## Begin DATA EXCERPTS
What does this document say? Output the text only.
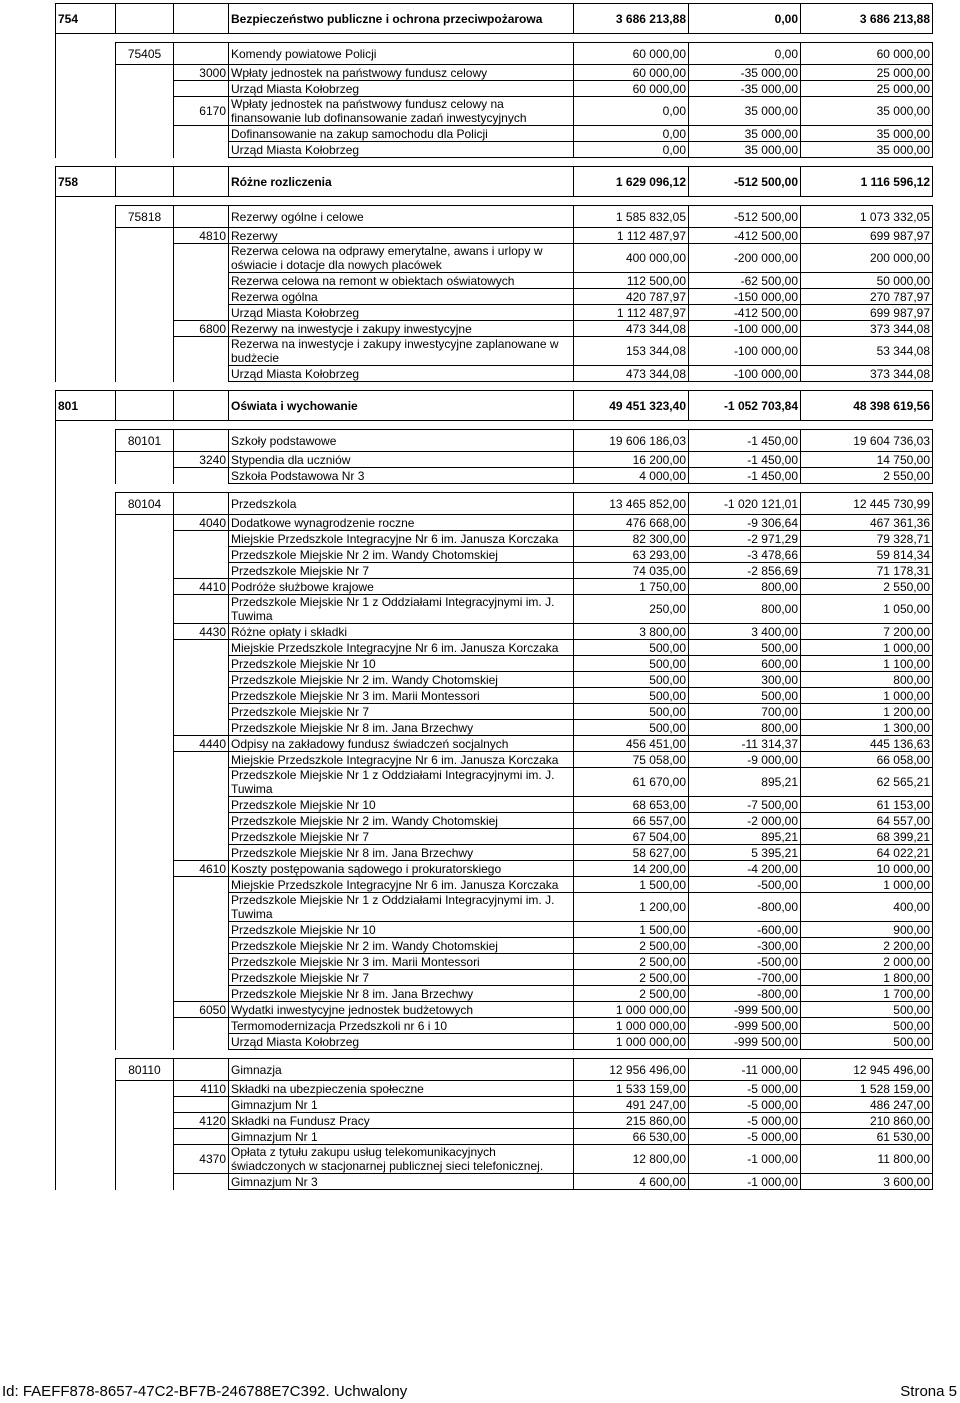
754			Bezpieczeństwo publiczne i ochrona przeciwpożarowa	3 686 213,88	0,00	3 686 213,88

	75405		Komendy powiatowe Policji	60 000,00	0,00	60 000,00
		3000	Wpłaty jednostek na państwowy fundusz celowy	60 000,00	-35 000,00	25 000,00
			Urząd Miasta Kołobrzeg	60 000,00	-35 000,00	25 000,00
		6170	Wpłaty jednostek na państwowy fundusz celowy na finansowanie lub dofinansowanie zadań inwestycyjnych	0,00	35 000,00	35 000,00
			Dofinansowanie na zakup samochodu dla Policji	0,00	35 000,00	35 000,00
			Urząd Miasta Kołobrzeg	0,00	35 000,00	35 000,00

758			Różne rozliczenia	1 629 096,12	-512 500,00	1 116 596,12

	75818		Rezerwy ogólne i celowe	1 585 832,05	-512 500,00	1 073 332,05
		4810	Rezerwy	1 112 487,97	-412 500,00	699 987,97
			Rezerwa celowa na odprawy emerytalne, awans i urlopy w oświacie i dotacje dla nowych placówek	400 000,00	-200 000,00	200 000,00
			Rezerwa celowa na remont w obiektach oświatowych	112 500,00	-62 500,00	50 000,00
			Rezerwa ogólna	420 787,97	-150 000,00	270 787,97
			Urząd Miasta Kołobrzeg	1 112 487,97	-412 500,00	699 987,97
		6800	Rezerwy na inwestycje i zakupy inwestycyjne	473 344,08	-100 000,00	373 344,08
			Rezerwa na inwestycje i zakupy inwestycyjne zaplanowane w budżecie	153 344,08	-100 000,00	53 344,08
			Urząd Miasta Kołobrzeg	473 344,08	-100 000,00	373 344,08

801			Oświata i wychowanie	49 451 323,40	-1 052 703,84	48 398 619,56

	80101		Szkoły podstawowe	19 606 186,03	-1 450,00	19 604 736,03
		3240	Stypendia dla uczniów	16 200,00	-1 450,00	14 750,00
			Szkoła Podstawowa Nr 3	4 000,00	-1 450,00	2 550,00

	80104		Przedszkola	13 465 852,00	-1 020 121,01	12 445 730,99
		4040	Dodatkowe wynagrodzenie roczne	476 668,00	-9 306,64	467 361,36
			Miejskie Przedszkole Integracyjne Nr 6 im. Janusza Korczaka	82 300,00	-2 971,29	79 328,71
			Przedszkole Miejskie Nr 2 im. Wandy Chotomskiej	63 293,00	-3 478,66	59 814,34
			Przedszkole Miejskie Nr 7	74 035,00	-2 856,69	71 178,31
		4410	Podróże służbowe krajowe	1 750,00	800,00	2 550,00
			Przedszkole Miejskie Nr 1 z Oddziałami Integracyjnymi im. J. Tuwima	250,00	800,00	1 050,00
		4430	Różne opłaty i składki	3 800,00	3 400,00	7 200,00
			Miejskie Przedszkole Integracyjne Nr 6 im. Janusza Korczaka	500,00	500,00	1 000,00
			Przedszkole Miejskie Nr 10	500,00	600,00	1 100,00
			Przedszkole Miejskie Nr 2 im. Wandy Chotomskiej	500,00	300,00	800,00
			Przedszkole Miejskie Nr 3 im. Marii Montessori	500,00	500,00	1 000,00
			Przedszkole Miejskie Nr 7	500,00	700,00	1 200,00
			Przedszkole Miejskie Nr 8 im. Jana Brzechwy	500,00	800,00	1 300,00
		4440	Odpisy na zakładowy fundusz świadczeń socjalnych	456 451,00	-11 314,37	445 136,63
			Miejskie Przedszkole Integracyjne Nr 6 im. Janusza Korczaka	75 058,00	-9 000,00	66 058,00
			Przedszkole Miejskie Nr 1 z Oddziałami Integracyjnymi im. J. Tuwima	61 670,00	895,21	62 565,21
			Przedszkole Miejskie Nr 10	68 653,00	-7 500,00	61 153,00
			Przedszkole Miejskie Nr 2 im. Wandy Chotomskiej	66 557,00	-2 000,00	64 557,00
			Przedszkole Miejskie Nr 7	67 504,00	895,21	68 399,21
			Przedszkole Miejskie Nr 8 im. Jana Brzechwy	58 627,00	5 395,21	64 022,21
		4610	Koszty postępowania sądowego i prokuratorskiego	14 200,00	-4 200,00	10 000,00
			Miejskie Przedszkole Integracyjne Nr 6 im. Janusza Korczaka	1 500,00	-500,00	1 000,00
			Przedszkole Miejskie Nr 1 z Oddziałami Integracyjnymi im. J. Tuwima	1 200,00	-800,00	400,00
			Przedszkole Miejskie Nr 10	1 500,00	-600,00	900,00
			Przedszkole Miejskie Nr 2 im. Wandy Chotomskiej	2 500,00	-300,00	2 200,00
			Przedszkole Miejskie Nr 3 im. Marii Montessori	2 500,00	-500,00	2 000,00
			Przedszkole Miejskie Nr 7	2 500,00	-700,00	1 800,00
			Przedszkole Miejskie Nr 8 im. Jana Brzechwy	2 500,00	-800,00	1 700,00
		6050	Wydatki inwestycyjne jednostek budżetowych	1 000 000,00	-999 500,00	500,00
			Termomodernizacja Przedszkoli nr 6 i 10	1 000 000,00	-999 500,00	500,00
			Urząd Miasta Kołobrzeg	1 000 000,00	-999 500,00	500,00

	80110		Gimnazja	12 956 496,00	-11 000,00	12 945 496,00
		4110	Składki na ubezpieczenia społeczne	1 533 159,00	-5 000,00	1 528 159,00
			Gimnazjum Nr 1	491 247,00	-5 000,00	486 247,00
		4120	Składki na Fundusz Pracy	215 860,00	-5 000,00	210 860,00
			Gimnazjum Nr 1	66 530,00	-5 000,00	61 530,00
		4370	Opłata z tytułu zakupu usług telekomunikacyjnych świadczonych w stacjonarnej publicznej sieci telefonicznej.	12 800,00	-1 000,00	11 800,00
			Gimnazjum Nr 3	4 600,00	-1 000,00	3 600,00
Id: FAEFF878-8657-47C2-BF7B-246788E7C392. Uchwalony	Strona 5
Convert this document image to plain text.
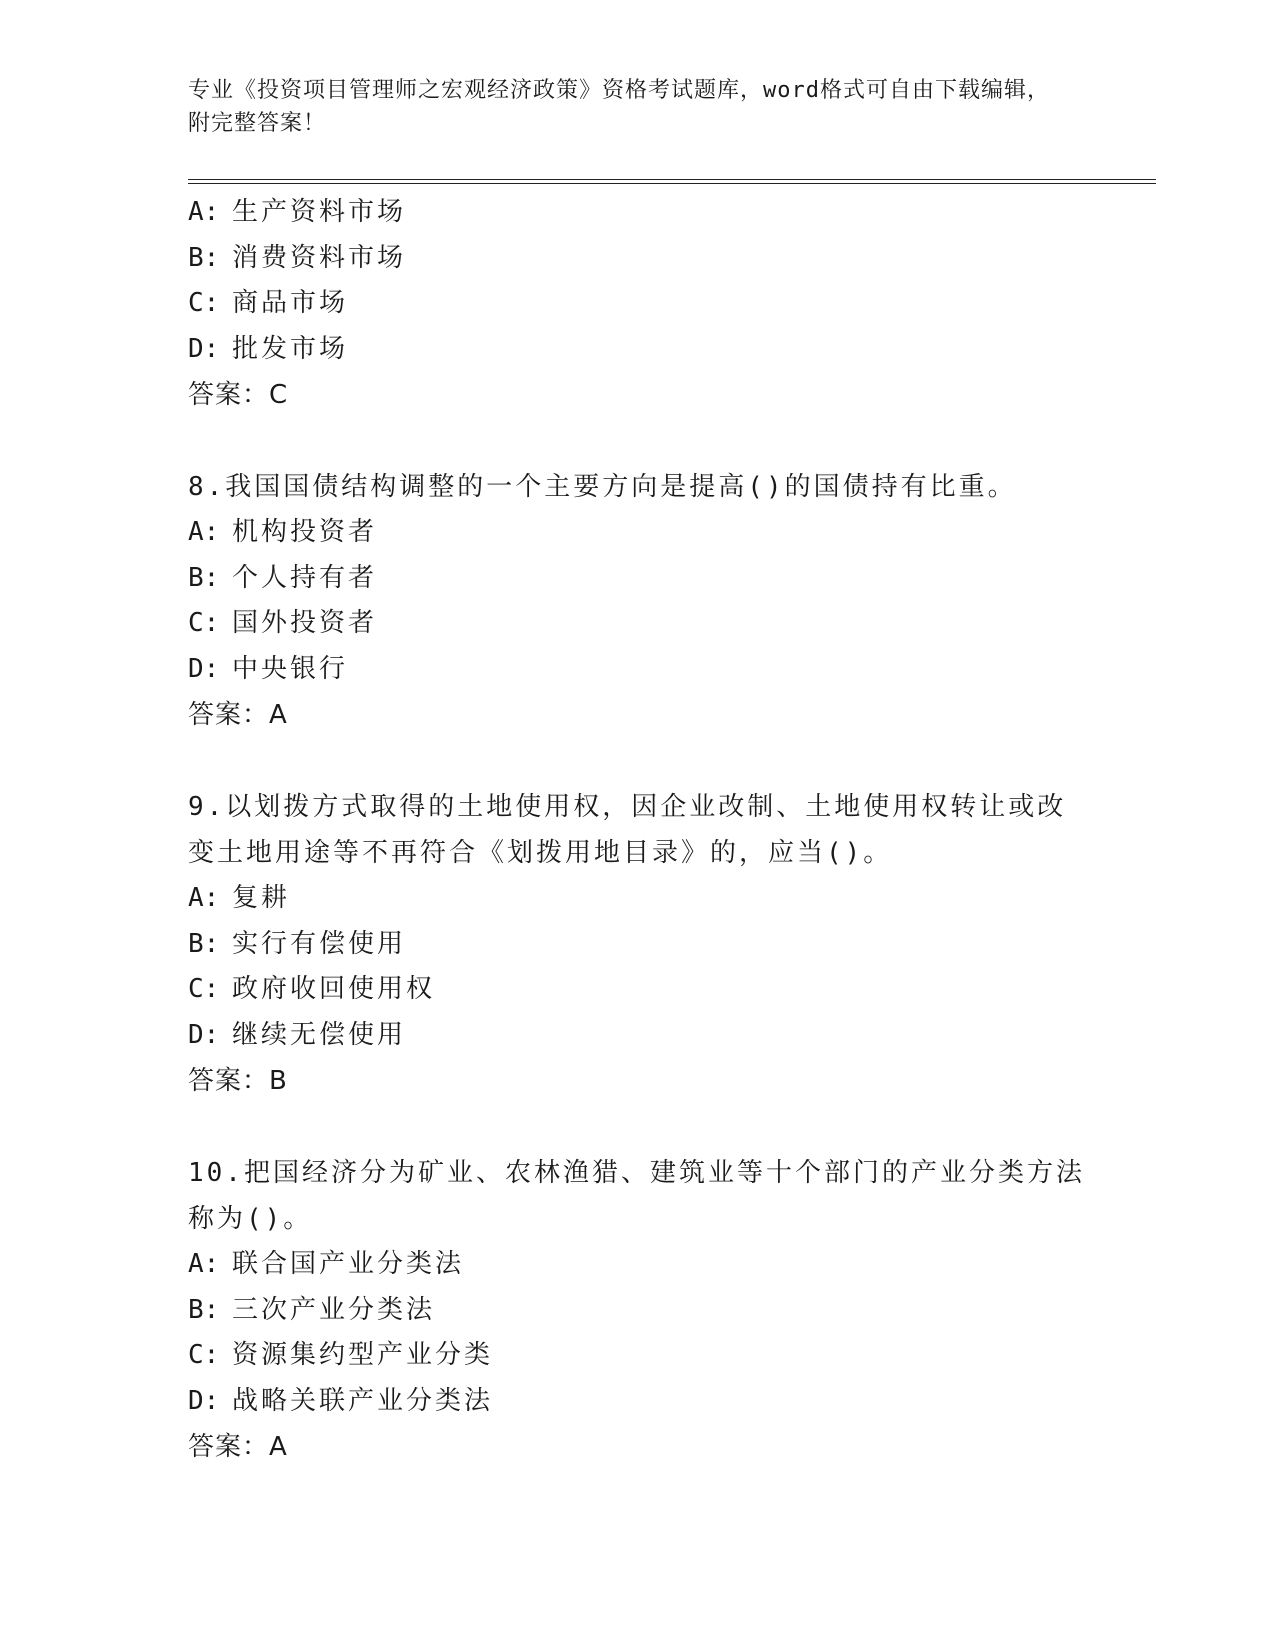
专业《投资项目管理师之宏观经济政策》资格考试题库，word格式可自由下载编辑，附完整答案！
A: 生产资料市场
B: 消费资料市场
C: 商品市场
D: 批发市场
答案：C
8.我国国债结构调整的一个主要方向是提高()的国债持有比重。
A: 机构投资者
B: 个人持有者
C: 国外投资者
D: 中央银行
答案：A
9.以划拨方式取得的土地使用权，因企业改制、土地使用权转让或改变土地用途等不再符合《划拨用地目录》的，应当()。
A: 复耕
B: 实行有偿使用
C: 政府收回使用权
D: 继续无偿使用
答案：B
10.把国经济分为矿业、农林渔猎、建筑业等十个部门的产业分类方法称为()。
A: 联合国产业分类法
B: 三次产业分类法
C: 资源集约型产业分类
D: 战略关联产业分类法
答案：A
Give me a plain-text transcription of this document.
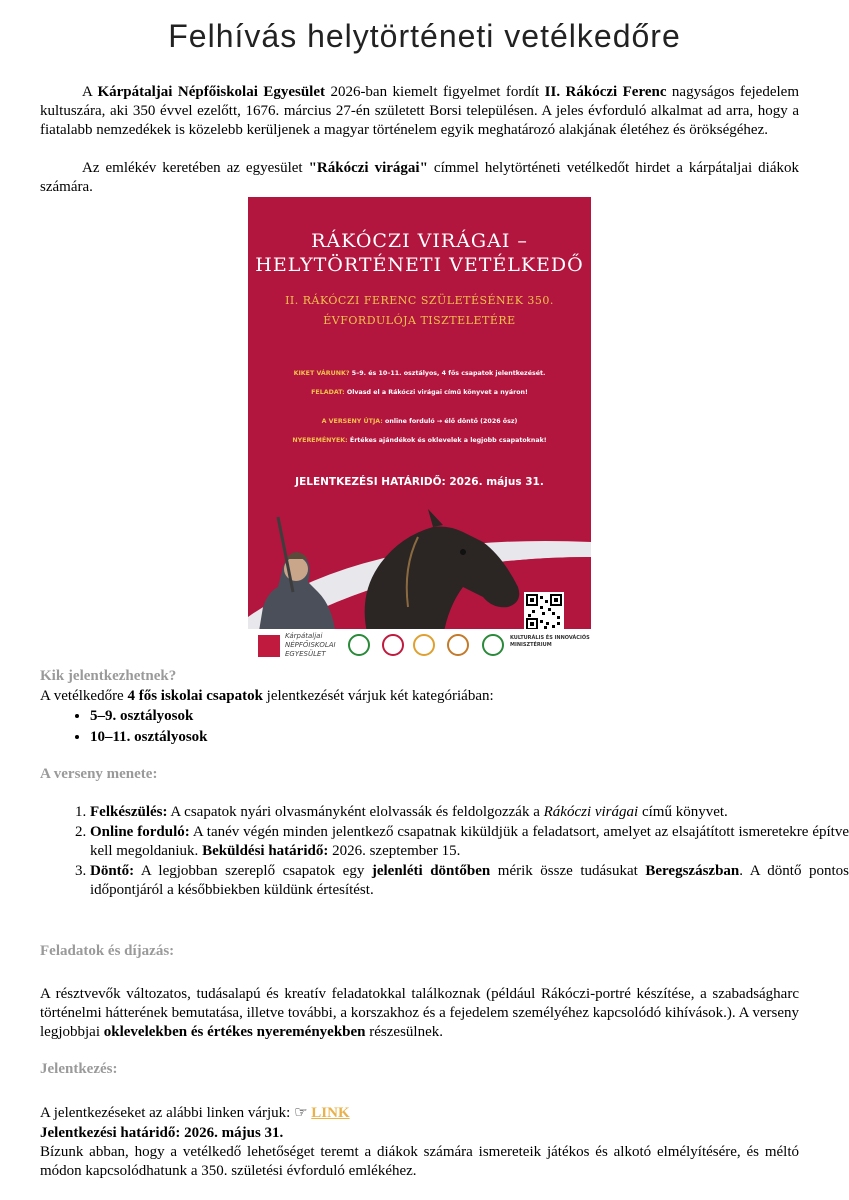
Felhívás helytörténeti vetélkedőre

A Kárpátaljai Népfőiskolai Egyesület 2026-ban kiemelt figyelmet fordít II. Rákóczi Ferenc nagyságos fejedelem kultuszára, aki 350 évvel ezelőtt, 1676. március 27-én született Borsi településen. A jeles évforduló alkalmat ad arra, hogy a fiatalabb nemzedékek is közelebb kerüljenek a magyar történelem egyik meghatározó alakjának életéhez és örökségéhez.

Az emlékév keretében az egyesület "Rákóczi virágai" címmel helytörténeti vetélkedőt hirdet a kárpátaljai diákok számára.

RÁKÓCZI VIRÁGAI –
HELYTÖRTÉNETI VETÉLKEDŐ
II. RÁKÓCZI FERENC SZÜLETÉSÉNEK 350.
ÉVFORDULÓJA TISZTELETÉRE
KIKET VÁRUNK? 5–9. és 10–11. osztályos, 4 fős csapatok jelentkezését.
FELADAT: Olvasd el a Rákóczi virágai című könyvet a nyáron!
A VERSENY ÚTJA: online forduló → élő döntő (2026 ősz)
NYEREMÉNYEK: Értékes ajándékok és oklevelek a legjobb csapatoknak!
JELENTKEZÉSI HATÁRIDŐ: 2026. május 31.
Kárpátaljai
NÉPFŐISKOLAI
EGYESÜLET
KULTURÁLIS ÉS INNOVÁCIÓS
MINISZTÉRIUM
Kik jelentkezhetnek?

A vetélkedőre 4 fős iskolai csapatok jelentkezését várjuk két kategóriában:

• 5–9. osztályosok
• 10–11. osztályosok
A verseny menete:
1. Felkészülés: A csapatok nyári olvasmányként elolvassák és feldolgozzák a Rákóczi virágai című könyvet.
2. Online forduló: A tanév végén minden jelentkező csapatnak kiküldjük a feladatsort, amelyet az elsajátított ismeretekre építve kell megoldaniuk. Beküldési határidő: 2026. szeptember 15.
3. Döntő: A legjobban szereplő csapatok egy jelenléti döntőben mérik össze tudásukat Beregszászban. A döntő pontos időpontjáról a későbbiekben küldünk értesítést.
Feladatok és díjazás:

A résztvevők változatos, tudásalapú és kreatív feladatokkal találkoznak (például Rákóczi-portré készítése, a szabadságharc történelmi hátterének bemutatása, illetve további, a korszakhoz és a fejedelem személyéhez kapcsolódó kihívások.). A verseny legjobbjai oklevelekben és értékes nyereményekben részesülnek.

Jelentkezés:

A jelentkezéseket az alábbi linken várjuk: ☞ LINK

Jelentkezési határidő: 2026. május 31.

Bízunk abban, hogy a vetélkedő lehetőséget teremt a diákok számára ismereteik játékos és alkotó elmélyítésére, és méltó módon kapcsolódhatunk a 350. születési évforduló emlékéhez.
## End DATA EXCERPTS
▸ YOUR TASK
Search the data for the word "Wandy" and copy each line where it appears.

▸ ANSWER
			Przedszkole Miejskie Nr 2 im. Wandy Chotomskiej	63 293,00	-3 478,66	59 814,34
			Przedszkole Miejskie Nr 2 im. Wandy Chotomskiej	500,00	300,00	800,00
			Przedszkole Miejskie Nr 2 im. Wandy Chotomskiej	66 557,00	-2 000,00	64 557,00
			Przedszkole Miejskie Nr 2 im. Wandy Chotomskiej	2 500,00	-300,00	2 200,00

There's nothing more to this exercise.